● **Material provided**:
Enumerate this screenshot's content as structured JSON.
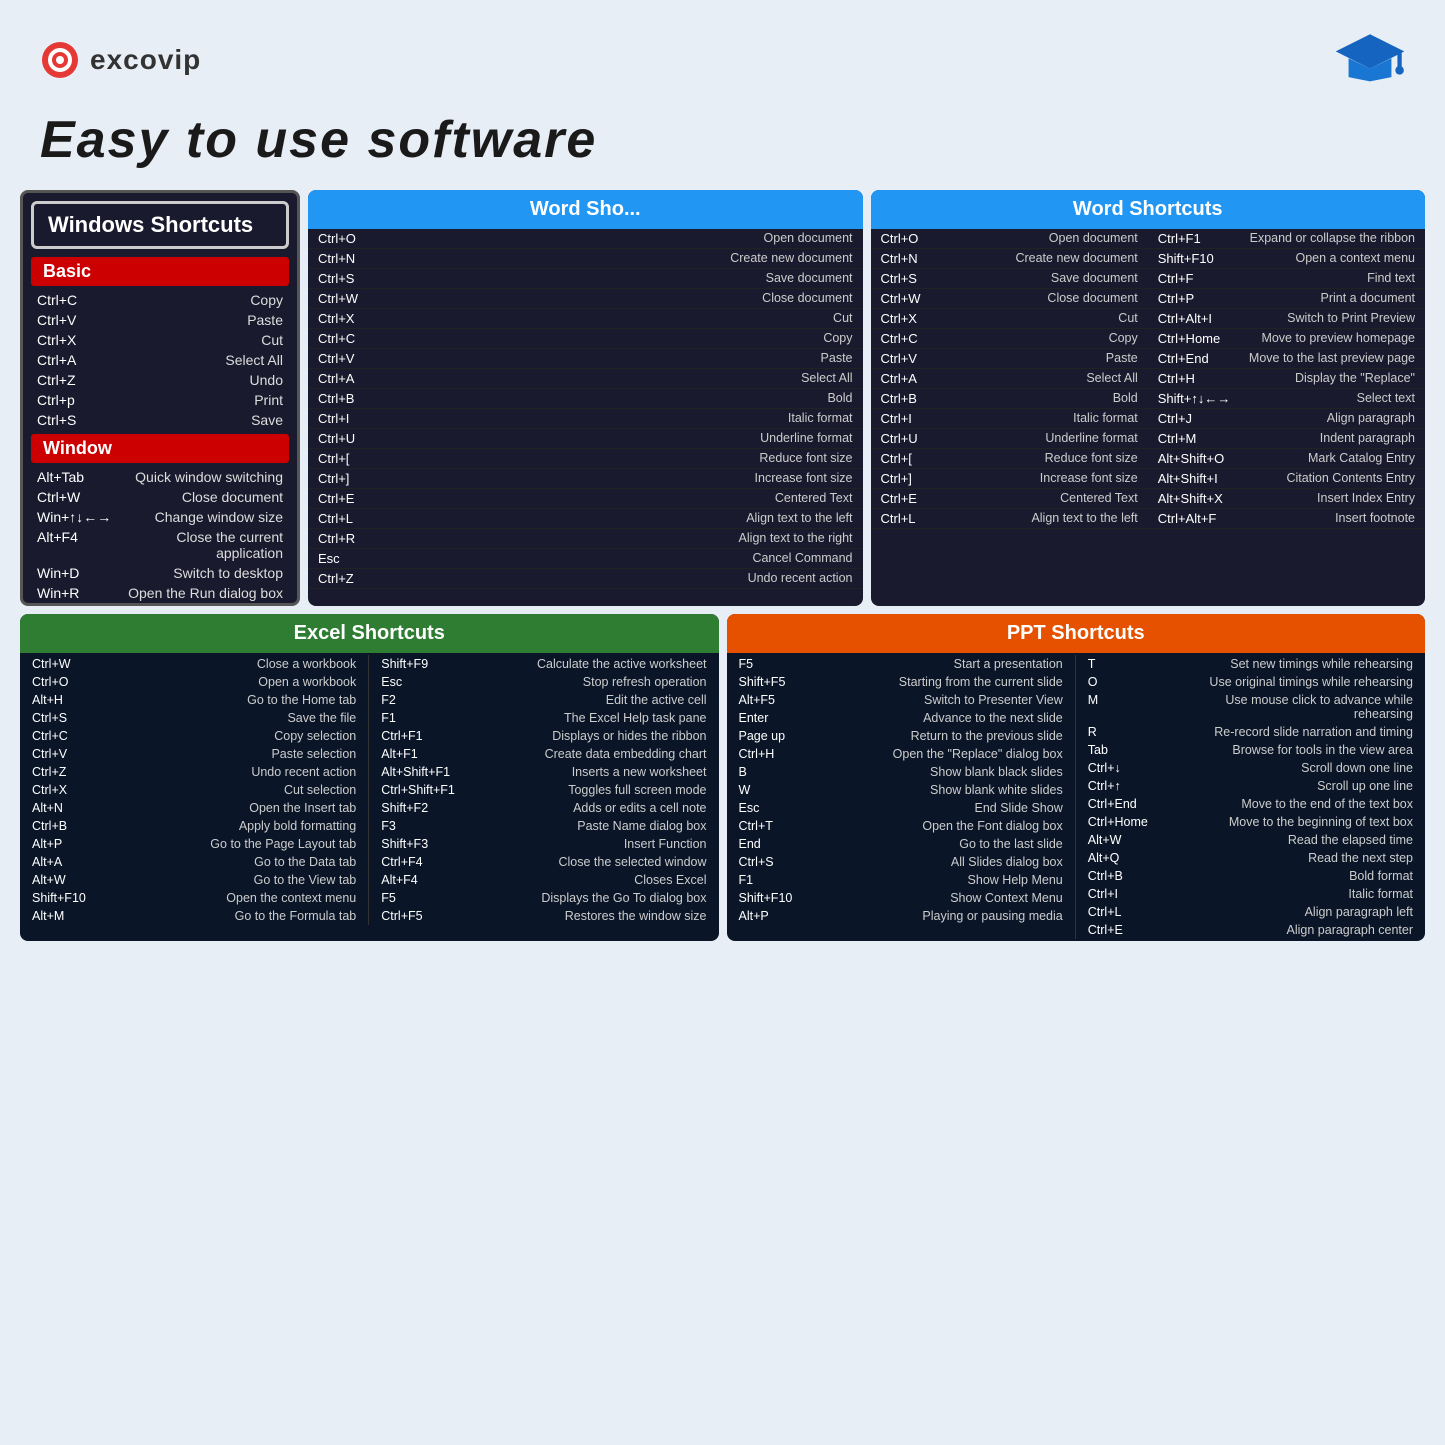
{
  "header": {
    "logo_text": "excovip",
    "tagline": "Easy to use software"
  },
  "windows": {
    "title": "Windows Shortcuts",
    "basic_label": "Basic",
    "basic_shortcuts": [
      {
        "key": "Ctrl+C",
        "desc": "Copy"
      },
      {
        "key": "Ctrl+V",
        "desc": "Paste"
      },
      {
        "key": "Ctrl+X",
        "desc": "Cut"
      },
      {
        "key": "Ctrl+A",
        "desc": "Select All"
      },
      {
        "key": "Ctrl+Z",
        "desc": "Undo"
      },
      {
        "key": "Ctrl+p",
        "desc": "Print"
      },
      {
        "key": "Ctrl+S",
        "desc": "Save"
      }
    ],
    "window_label": "Window",
    "window_shortcuts": [
      {
        "key": "Alt+Tab",
        "desc": "Quick window switching"
      },
      {
        "key": "Ctrl+W",
        "desc": "Close document"
      },
      {
        "key": "Win+↑↓←→",
        "desc": "Change window size"
      },
      {
        "key": "Alt+F4",
        "desc": "Close the current application"
      },
      {
        "key": "Win+D",
        "desc": "Switch to desktop"
      },
      {
        "key": "Win+R",
        "desc": "Open the Run dialog box"
      }
    ]
  },
  "word_left": {
    "title": "Word Sho...",
    "shortcuts": [
      {
        "key": "Ctrl+O",
        "desc": "Open document"
      },
      {
        "key": "Ctrl+N",
        "desc": "Create new document"
      },
      {
        "key": "Ctrl+S",
        "desc": "Save document"
      },
      {
        "key": "Ctrl+W",
        "desc": "Close document"
      },
      {
        "key": "Ctrl+X",
        "desc": "Cut"
      },
      {
        "key": "Ctrl+C",
        "desc": "Copy"
      },
      {
        "key": "Ctrl+V",
        "desc": "Paste"
      },
      {
        "key": "Ctrl+A",
        "desc": "Select All"
      },
      {
        "key": "Ctrl+B",
        "desc": "Bold"
      },
      {
        "key": "Ctrl+I",
        "desc": "Italic format"
      },
      {
        "key": "Ctrl+U",
        "desc": "Underline format"
      },
      {
        "key": "Ctrl+[",
        "desc": "Reduce font size"
      },
      {
        "key": "Ctrl+]",
        "desc": "Increase font size"
      },
      {
        "key": "Ctrl+E",
        "desc": "Centered Text"
      },
      {
        "key": "Ctrl+L",
        "desc": "Align text to the left"
      },
      {
        "key": "Ctrl+R",
        "desc": "Align text to the right"
      },
      {
        "key": "Esc",
        "desc": "Cancel Command"
      },
      {
        "key": "Ctrl+Z",
        "desc": "Undo recent action"
      }
    ]
  },
  "word_right": {
    "title": "Word Shortcuts",
    "col1": [
      {
        "key": "Ctrl+O",
        "desc": "Open document"
      },
      {
        "key": "Ctrl+N",
        "desc": "Create new document"
      },
      {
        "key": "Ctrl+S",
        "desc": "Save document"
      },
      {
        "key": "Ctrl+W",
        "desc": "Close document"
      },
      {
        "key": "Ctrl+X",
        "desc": "Cut"
      },
      {
        "key": "Ctrl+C",
        "desc": "Copy"
      },
      {
        "key": "Ctrl+V",
        "desc": "Paste"
      },
      {
        "key": "Ctrl+A",
        "desc": "Select All"
      },
      {
        "key": "Ctrl+B",
        "desc": "Bold"
      },
      {
        "key": "Ctrl+I",
        "desc": "Italic format"
      },
      {
        "key": "Ctrl+U",
        "desc": "Underline format"
      },
      {
        "key": "Ctrl+[",
        "desc": "Reduce font size"
      },
      {
        "key": "Ctrl+]",
        "desc": "Increase font size"
      },
      {
        "key": "Ctrl+E",
        "desc": "Centered Text"
      },
      {
        "key": "Ctrl+L",
        "desc": "Align text to the left"
      }
    ],
    "col2": [
      {
        "key": "Ctrl+F1",
        "desc": "Expand or collapse the ribbon"
      },
      {
        "key": "Shift+F10",
        "desc": "Open a context menu"
      },
      {
        "key": "Ctrl+F",
        "desc": "Find text"
      },
      {
        "key": "Ctrl+P",
        "desc": "Print a document"
      },
      {
        "key": "Ctrl+Alt+I",
        "desc": "Switch to Print Preview"
      },
      {
        "key": "Ctrl+Home",
        "desc": "Move to preview homepage"
      },
      {
        "key": "Ctrl+End",
        "desc": "Move to the last preview page"
      },
      {
        "key": "Ctrl+H",
        "desc": "Display the \"Replace\""
      },
      {
        "key": "Shift+↑↓←→",
        "desc": "Select text"
      },
      {
        "key": "Ctrl+J",
        "desc": "Align paragraph"
      },
      {
        "key": "Ctrl+M",
        "desc": "Indent paragraph"
      },
      {
        "key": "Alt+Shift+O",
        "desc": "Mark Catalog Entry"
      },
      {
        "key": "Alt+Shift+I",
        "desc": "Citation Contents Entry"
      },
      {
        "key": "Alt+Shift+X",
        "desc": "Insert Index Entry"
      },
      {
        "key": "Ctrl+Alt+F",
        "desc": "Insert footnote"
      }
    ]
  },
  "excel": {
    "title": "Excel Shortcuts",
    "col1": [
      {
        "key": "Ctrl+W",
        "desc": "Close a workbook"
      },
      {
        "key": "Ctrl+O",
        "desc": "Open a workbook"
      },
      {
        "key": "Alt+H",
        "desc": "Go to the Home tab"
      },
      {
        "key": "Ctrl+S",
        "desc": "Save the file"
      },
      {
        "key": "Ctrl+C",
        "desc": "Copy selection"
      },
      {
        "key": "Ctrl+V",
        "desc": "Paste selection"
      },
      {
        "key": "Ctrl+Z",
        "desc": "Undo recent action"
      },
      {
        "key": "Ctrl+X",
        "desc": "Cut selection"
      },
      {
        "key": "Alt+N",
        "desc": "Open the Insert tab"
      },
      {
        "key": "Ctrl+B",
        "desc": "Apply bold formatting"
      },
      {
        "key": "Alt+P",
        "desc": "Go to the Page Layout tab"
      },
      {
        "key": "Alt+A",
        "desc": "Go to the Data tab"
      },
      {
        "key": "Alt+W",
        "desc": "Go to the View tab"
      },
      {
        "key": "Shift+F10",
        "desc": "Open the context menu"
      },
      {
        "key": "Alt+M",
        "desc": "Go to the Formula tab"
      }
    ],
    "col2": [
      {
        "key": "Shift+F9",
        "desc": "Calculate the active worksheet"
      },
      {
        "key": "Esc",
        "desc": "Stop refresh operation"
      },
      {
        "key": "F2",
        "desc": "Edit the active cell"
      },
      {
        "key": "F1",
        "desc": "The Excel Help task pane"
      },
      {
        "key": "Ctrl+F1",
        "desc": "Displays or hides the ribbon"
      },
      {
        "key": "Alt+F1",
        "desc": "Create data embedding chart"
      },
      {
        "key": "Alt+Shift+F1",
        "desc": "Inserts a new worksheet"
      },
      {
        "key": "Ctrl+Shift+F1",
        "desc": "Toggles full screen mode"
      },
      {
        "key": "Shift+F2",
        "desc": "Adds or edits a cell note"
      },
      {
        "key": "F3",
        "desc": "Paste Name dialog box"
      },
      {
        "key": "Shift+F3",
        "desc": "Insert Function"
      },
      {
        "key": "Ctrl+F4",
        "desc": "Close the selected window"
      },
      {
        "key": "Alt+F4",
        "desc": "Closes Excel"
      },
      {
        "key": "F5",
        "desc": "Displays the Go To dialog box"
      },
      {
        "key": "Ctrl+F5",
        "desc": "Restores the window size"
      }
    ]
  },
  "ppt": {
    "title": "PPT Shortcuts",
    "col1": [
      {
        "key": "F5",
        "desc": "Start a presentation"
      },
      {
        "key": "Shift+F5",
        "desc": "Starting from the current slide"
      },
      {
        "key": "Alt+F5",
        "desc": "Switch to Presenter View"
      },
      {
        "key": "Enter",
        "desc": "Advance to the next slide"
      },
      {
        "key": "Page up",
        "desc": "Return to the previous slide"
      },
      {
        "key": "Ctrl+H",
        "desc": "Open the \"Replace\" dialog box"
      },
      {
        "key": "B",
        "desc": "Show blank black slides"
      },
      {
        "key": "W",
        "desc": "Show blank white slides"
      },
      {
        "key": "Esc",
        "desc": "End Slide Show"
      },
      {
        "key": "Ctrl+T",
        "desc": "Open the Font dialog box"
      },
      {
        "key": "End",
        "desc": "Go to the last slide"
      },
      {
        "key": "Ctrl+S",
        "desc": "All Slides dialog box"
      },
      {
        "key": "F1",
        "desc": "Show Help Menu"
      },
      {
        "key": "Shift+F10",
        "desc": "Show Context Menu"
      },
      {
        "key": "Alt+P",
        "desc": "Playing or pausing media"
      }
    ],
    "col2": [
      {
        "key": "T",
        "desc": "Set new timings while rehearsing"
      },
      {
        "key": "O",
        "desc": "Use original timings while rehearsing"
      },
      {
        "key": "M",
        "desc": "Use mouse click to advance while rehearsing"
      },
      {
        "key": "R",
        "desc": "Re-record slide narration and timing"
      },
      {
        "key": "Tab",
        "desc": "Browse for tools in the view area"
      },
      {
        "key": "Ctrl+↓",
        "desc": "Scroll down one line"
      },
      {
        "key": "Ctrl+↑",
        "desc": "Scroll up one line"
      },
      {
        "key": "Ctrl+End",
        "desc": "Move to the end of the text box"
      },
      {
        "key": "Ctrl+Home",
        "desc": "Move to the beginning of text box"
      },
      {
        "key": "Alt+W",
        "desc": "Read the elapsed time"
      },
      {
        "key": "Alt+Q",
        "desc": "Read the next step"
      },
      {
        "key": "Ctrl+B",
        "desc": "Bold format"
      },
      {
        "key": "Ctrl+I",
        "desc": "Italic format"
      },
      {
        "key": "Ctrl+L",
        "desc": "Align paragraph left"
      },
      {
        "key": "Ctrl+E",
        "desc": "Align paragraph center"
      }
    ]
  }
}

● **Given request**: Using the listing, copy every line where the word "current" shows up.

● **Reply to the task**:
        "desc": "Close the current application"
        "desc": "Starting from the current slide"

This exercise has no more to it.